* TASK STATEMENT: Every entry that follows should be reproduced exactly.

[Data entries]
'''

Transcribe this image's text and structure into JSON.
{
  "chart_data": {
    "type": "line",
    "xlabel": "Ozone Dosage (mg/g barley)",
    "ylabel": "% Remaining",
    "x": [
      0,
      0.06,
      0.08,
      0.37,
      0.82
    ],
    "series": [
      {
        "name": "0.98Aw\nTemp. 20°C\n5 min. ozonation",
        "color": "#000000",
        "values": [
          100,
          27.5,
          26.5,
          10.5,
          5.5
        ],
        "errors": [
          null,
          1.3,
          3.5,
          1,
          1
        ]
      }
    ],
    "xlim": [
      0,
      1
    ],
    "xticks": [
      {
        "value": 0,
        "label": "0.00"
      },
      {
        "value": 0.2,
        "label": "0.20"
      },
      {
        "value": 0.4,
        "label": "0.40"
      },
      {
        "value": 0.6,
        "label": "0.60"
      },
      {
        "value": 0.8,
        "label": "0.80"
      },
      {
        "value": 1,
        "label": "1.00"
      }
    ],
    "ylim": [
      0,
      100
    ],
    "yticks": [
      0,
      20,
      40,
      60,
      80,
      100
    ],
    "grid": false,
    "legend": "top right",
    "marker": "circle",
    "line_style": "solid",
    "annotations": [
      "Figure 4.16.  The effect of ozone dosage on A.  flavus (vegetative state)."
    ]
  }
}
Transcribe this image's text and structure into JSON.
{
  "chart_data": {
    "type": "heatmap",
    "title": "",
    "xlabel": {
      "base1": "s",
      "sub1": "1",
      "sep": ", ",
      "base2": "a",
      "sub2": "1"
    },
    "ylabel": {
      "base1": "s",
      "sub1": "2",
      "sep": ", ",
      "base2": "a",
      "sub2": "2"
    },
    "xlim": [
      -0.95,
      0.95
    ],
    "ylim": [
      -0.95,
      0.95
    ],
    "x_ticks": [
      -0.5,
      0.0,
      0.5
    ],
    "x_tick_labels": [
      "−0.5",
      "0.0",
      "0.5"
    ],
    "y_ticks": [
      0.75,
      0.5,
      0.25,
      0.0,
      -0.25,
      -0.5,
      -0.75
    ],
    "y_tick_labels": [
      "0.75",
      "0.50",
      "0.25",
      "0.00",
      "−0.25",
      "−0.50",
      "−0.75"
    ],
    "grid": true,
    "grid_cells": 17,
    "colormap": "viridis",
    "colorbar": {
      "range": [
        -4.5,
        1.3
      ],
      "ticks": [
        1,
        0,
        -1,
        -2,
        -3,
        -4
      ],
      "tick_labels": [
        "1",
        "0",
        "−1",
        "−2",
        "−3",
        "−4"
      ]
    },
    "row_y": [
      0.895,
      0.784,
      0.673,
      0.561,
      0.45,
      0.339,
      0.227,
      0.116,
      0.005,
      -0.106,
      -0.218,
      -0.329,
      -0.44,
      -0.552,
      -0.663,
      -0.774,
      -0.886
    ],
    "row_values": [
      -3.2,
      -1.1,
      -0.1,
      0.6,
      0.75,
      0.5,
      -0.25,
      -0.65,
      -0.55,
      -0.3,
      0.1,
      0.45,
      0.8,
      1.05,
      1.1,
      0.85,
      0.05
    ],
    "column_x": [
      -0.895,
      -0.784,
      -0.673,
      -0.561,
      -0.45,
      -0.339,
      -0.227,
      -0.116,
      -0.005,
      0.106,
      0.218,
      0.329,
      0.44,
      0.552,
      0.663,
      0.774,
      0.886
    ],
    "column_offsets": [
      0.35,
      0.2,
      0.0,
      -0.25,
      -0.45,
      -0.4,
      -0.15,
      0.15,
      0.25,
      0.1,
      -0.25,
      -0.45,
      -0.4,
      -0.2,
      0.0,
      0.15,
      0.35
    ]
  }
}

'''

* SOLUTION TO THE PROBLEM:
Transcribe this image's text and structure into JSON.
{
  "chart_data": {
    "type": "line",
    "xlabel": "Ozone Dosage (mg/g barley)",
    "ylabel": "% Remaining",
    "x": [
      0,
      0.06,
      0.08,
      0.37,
      0.82
    ],
    "series": [
      {
        "name": "0.98Aw\nTemp. 20°C\n5 min. ozonation",
        "color": "#000000",
        "values": [
          100,
          27.5,
          26.5,
          10.5,
          5.5
        ],
        "errors": [
          null,
          1.3,
          3.5,
          1,
          1
        ]
      }
    ],
    "xlim": [
      0,
      1
    ],
    "xticks": [
      {
        "value": 0,
        "label": "0.00"
      },
      {
        "value": 0.2,
        "label": "0.20"
      },
      {
        "value": 0.4,
        "label": "0.40"
      },
      {
        "value": 0.6,
        "label": "0.60"
      },
      {
        "value": 0.8,
        "label": "0.80"
      },
      {
        "value": 1,
        "label": "1.00"
      }
    ],
    "ylim": [
      0,
      100
    ],
    "yticks": [
      0,
      20,
      40,
      60,
      80,
      100
    ],
    "grid": false,
    "legend": "top right",
    "marker": "circle",
    "line_style": "solid",
    "annotations": [
      "Figure 4.16.  The effect of ozone dosage on A.  flavus (vegetative state)."
    ]
  }
}
Transcribe this image's text and structure into JSON.
{
  "chart_data": {
    "type": "heatmap",
    "title": "",
    "xlabel": {
      "base1": "s",
      "sub1": "1",
      "sep": ", ",
      "base2": "a",
      "sub2": "1"
    },
    "ylabel": {
      "base1": "s",
      "sub1": "2",
      "sep": ", ",
      "base2": "a",
      "sub2": "2"
    },
    "xlim": [
      -0.95,
      0.95
    ],
    "ylim": [
      -0.95,
      0.95
    ],
    "x_ticks": [
      -0.5,
      0.0,
      0.5
    ],
    "x_tick_labels": [
      "−0.5",
      "0.0",
      "0.5"
    ],
    "y_ticks": [
      0.75,
      0.5,
      0.25,
      0.0,
      -0.25,
      -0.5,
      -0.75
    ],
    "y_tick_labels": [
      "0.75",
      "0.50",
      "0.25",
      "0.00",
      "−0.25",
      "−0.50",
      "−0.75"
    ],
    "grid": true,
    "grid_cells": 17,
    "colormap": "viridis",
    "colorbar": {
      "range": [
        -4.5,
        1.3
      ],
      "ticks": [
        1,
        0,
        -1,
        -2,
        -3,
        -4
      ],
      "tick_labels": [
        "1",
        "0",
        "−1",
        "−2",
        "−3",
        "−4"
      ]
    },
    "row_y": [
      0.895,
      0.784,
      0.673,
      0.561,
      0.45,
      0.339,
      0.227,
      0.116,
      0.005,
      -0.106,
      -0.218,
      -0.329,
      -0.44,
      -0.552,
      -0.663,
      -0.774,
      -0.886
    ],
    "row_values": [
      -3.2,
      -1.1,
      -0.1,
      0.6,
      0.75,
      0.5,
      -0.25,
      -0.65,
      -0.55,
      -0.3,
      0.1,
      0.45,
      0.8,
      1.05,
      1.1,
      0.85,
      0.05
    ],
    "column_x": [
      -0.895,
      -0.784,
      -0.673,
      -0.561,
      -0.45,
      -0.339,
      -0.227,
      -0.116,
      -0.005,
      0.106,
      0.218,
      0.329,
      0.44,
      0.552,
      0.663,
      0.774,
      0.886
    ],
    "column_offsets": [
      0.35,
      0.2,
      0.0,
      -0.25,
      -0.45,
      -0.4,
      -0.15,
      0.15,
      0.25,
      0.1,
      -0.25,
      -0.45,
      -0.4,
      -0.2,
      0.0,
      0.15,
      0.35
    ]
  }
}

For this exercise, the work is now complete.